> _GOAL_:
Quote the entries that follow exactly, leaving none out.

[Collected data]
^^^^
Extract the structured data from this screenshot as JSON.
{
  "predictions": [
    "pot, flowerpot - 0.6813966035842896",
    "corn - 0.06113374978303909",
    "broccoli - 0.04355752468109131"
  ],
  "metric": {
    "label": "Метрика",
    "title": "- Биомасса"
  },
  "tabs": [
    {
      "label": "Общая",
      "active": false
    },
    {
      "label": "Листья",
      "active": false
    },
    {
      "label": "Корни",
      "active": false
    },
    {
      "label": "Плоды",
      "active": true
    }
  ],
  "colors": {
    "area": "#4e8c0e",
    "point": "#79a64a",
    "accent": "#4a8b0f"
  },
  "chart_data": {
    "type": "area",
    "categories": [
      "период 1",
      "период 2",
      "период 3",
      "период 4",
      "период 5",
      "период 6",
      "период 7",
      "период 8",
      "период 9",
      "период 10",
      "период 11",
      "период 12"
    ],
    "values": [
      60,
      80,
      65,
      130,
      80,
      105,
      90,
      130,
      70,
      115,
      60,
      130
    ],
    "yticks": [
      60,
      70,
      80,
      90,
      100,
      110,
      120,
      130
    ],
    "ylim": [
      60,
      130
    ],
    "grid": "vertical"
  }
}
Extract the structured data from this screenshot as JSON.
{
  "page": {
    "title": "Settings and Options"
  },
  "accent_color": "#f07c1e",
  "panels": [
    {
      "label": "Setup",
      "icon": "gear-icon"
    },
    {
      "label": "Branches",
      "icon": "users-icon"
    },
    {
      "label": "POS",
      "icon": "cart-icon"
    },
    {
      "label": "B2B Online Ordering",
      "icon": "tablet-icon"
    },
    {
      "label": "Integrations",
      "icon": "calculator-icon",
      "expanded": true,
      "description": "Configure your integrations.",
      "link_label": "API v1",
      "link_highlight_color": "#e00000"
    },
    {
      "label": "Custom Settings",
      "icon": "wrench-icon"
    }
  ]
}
^^^^
> _RESPONSE TO THIS TASK_:
Extract the structured data from this screenshot as JSON.
{
  "predictions": [
    "pot, flowerpot - 0.6813966035842896",
    "corn - 0.06113374978303909",
    "broccoli - 0.04355752468109131"
  ],
  "metric": {
    "label": "Метрика",
    "title": "- Биомасса"
  },
  "tabs": [
    {
      "label": "Общая",
      "active": false
    },
    {
      "label": "Листья",
      "active": false
    },
    {
      "label": "Корни",
      "active": false
    },
    {
      "label": "Плоды",
      "active": true
    }
  ],
  "colors": {
    "area": "#4e8c0e",
    "point": "#79a64a",
    "accent": "#4a8b0f"
  },
  "chart_data": {
    "type": "area",
    "categories": [
      "период 1",
      "период 2",
      "период 3",
      "период 4",
      "период 5",
      "период 6",
      "период 7",
      "период 8",
      "период 9",
      "период 10",
      "период 11",
      "период 12"
    ],
    "values": [
      60,
      80,
      65,
      130,
      80,
      105,
      90,
      130,
      70,
      115,
      60,
      130
    ],
    "yticks": [
      60,
      70,
      80,
      90,
      100,
      110,
      120,
      130
    ],
    "ylim": [
      60,
      130
    ],
    "grid": "vertical"
  }
}
Extract the structured data from this screenshot as JSON.
{
  "page": {
    "title": "Settings and Options"
  },
  "accent_color": "#f07c1e",
  "panels": [
    {
      "label": "Setup",
      "icon": "gear-icon"
    },
    {
      "label": "Branches",
      "icon": "users-icon"
    },
    {
      "label": "POS",
      "icon": "cart-icon"
    },
    {
      "label": "B2B Online Ordering",
      "icon": "tablet-icon"
    },
    {
      "label": "Integrations",
      "icon": "calculator-icon",
      "expanded": true,
      "description": "Configure your integrations.",
      "link_label": "API v1",
      "link_highlight_color": "#e00000"
    },
    {
      "label": "Custom Settings",
      "icon": "wrench-icon"
    }
  ]
}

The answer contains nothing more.